What you will do> All of the lines below are to be transcribed faithfully, with pictures excluded from the copy.

Source data>
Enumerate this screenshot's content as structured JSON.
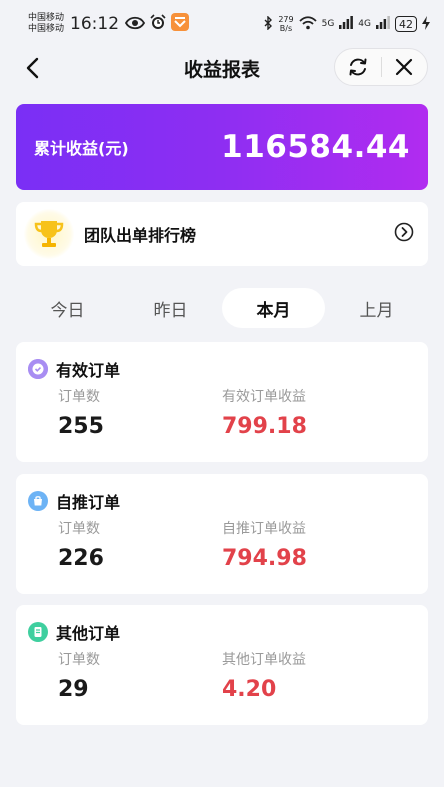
{
  "status_bar": {
    "carrier_1": "中国移动",
    "carrier_2": "中国移动",
    "time": "16:12",
    "net_speed_value": "279",
    "net_speed_unit": "B/s",
    "net_type_1": "5G",
    "net_type_2": "4G",
    "battery": "42"
  },
  "header": {
    "title": "收益报表",
    "back_icon": "chevron-left-icon",
    "refresh_icon": "refresh-icon",
    "close_icon": "close-icon"
  },
  "total": {
    "label": "累计收益(元)",
    "value": "116584.44"
  },
  "ranking": {
    "label": "团队出单排行榜",
    "icon": "trophy-icon"
  },
  "tabs": [
    {
      "label": "今日",
      "active": false
    },
    {
      "label": "昨日",
      "active": false
    },
    {
      "label": "本月",
      "active": true
    },
    {
      "label": "上月",
      "active": false
    }
  ],
  "cards": [
    {
      "title": "有效订单",
      "icon": "check-badge-icon",
      "icon_color": "#9b7cf0",
      "count_label": "订单数",
      "count": "255",
      "amount_label": "有效订单收益",
      "amount": "799.18"
    },
    {
      "title": "自推订单",
      "icon": "shopping-bag-icon",
      "icon_color": "#5aa8f2",
      "count_label": "订单数",
      "count": "226",
      "amount_label": "自推订单收益",
      "amount": "794.98"
    },
    {
      "title": "其他订单",
      "icon": "document-icon",
      "icon_color": "#3fcf9f",
      "count_label": "订单数",
      "count": "29",
      "amount_label": "其他订单收益",
      "amount": "4.20"
    }
  ],
  "colors": {
    "accent_gradient_start": "#7a2ff5",
    "accent_gradient_end": "#b12cf0",
    "amount_red": "#e2424a",
    "page_background": "#f2f3f7"
  }
}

Exercise solution>
Enumerate this screenshot's content as structured JSON.
{
  "status_bar": {
    "carrier_1": "中国移动",
    "carrier_2": "中国移动",
    "time": "16:12",
    "net_speed_value": "279",
    "net_speed_unit": "B/s",
    "net_type_1": "5G",
    "net_type_2": "4G",
    "battery": "42"
  },
  "header": {
    "title": "收益报表",
    "back_icon": "chevron-left-icon",
    "refresh_icon": "refresh-icon",
    "close_icon": "close-icon"
  },
  "total": {
    "label": "累计收益(元)",
    "value": "116584.44"
  },
  "ranking": {
    "label": "团队出单排行榜",
    "icon": "trophy-icon"
  },
  "tabs": [
    {
      "label": "今日",
      "active": false
    },
    {
      "label": "昨日",
      "active": false
    },
    {
      "label": "本月",
      "active": true
    },
    {
      "label": "上月",
      "active": false
    }
  ],
  "cards": [
    {
      "title": "有效订单",
      "icon": "check-badge-icon",
      "icon_color": "#9b7cf0",
      "count_label": "订单数",
      "count": "255",
      "amount_label": "有效订单收益",
      "amount": "799.18"
    },
    {
      "title": "自推订单",
      "icon": "shopping-bag-icon",
      "icon_color": "#5aa8f2",
      "count_label": "订单数",
      "count": "226",
      "amount_label": "自推订单收益",
      "amount": "794.98"
    },
    {
      "title": "其他订单",
      "icon": "document-icon",
      "icon_color": "#3fcf9f",
      "count_label": "订单数",
      "count": "29",
      "amount_label": "其他订单收益",
      "amount": "4.20"
    }
  ],
  "colors": {
    "accent_gradient_start": "#7a2ff5",
    "accent_gradient_end": "#b12cf0",
    "amount_red": "#e2424a",
    "page_background": "#f2f3f7"
  }
}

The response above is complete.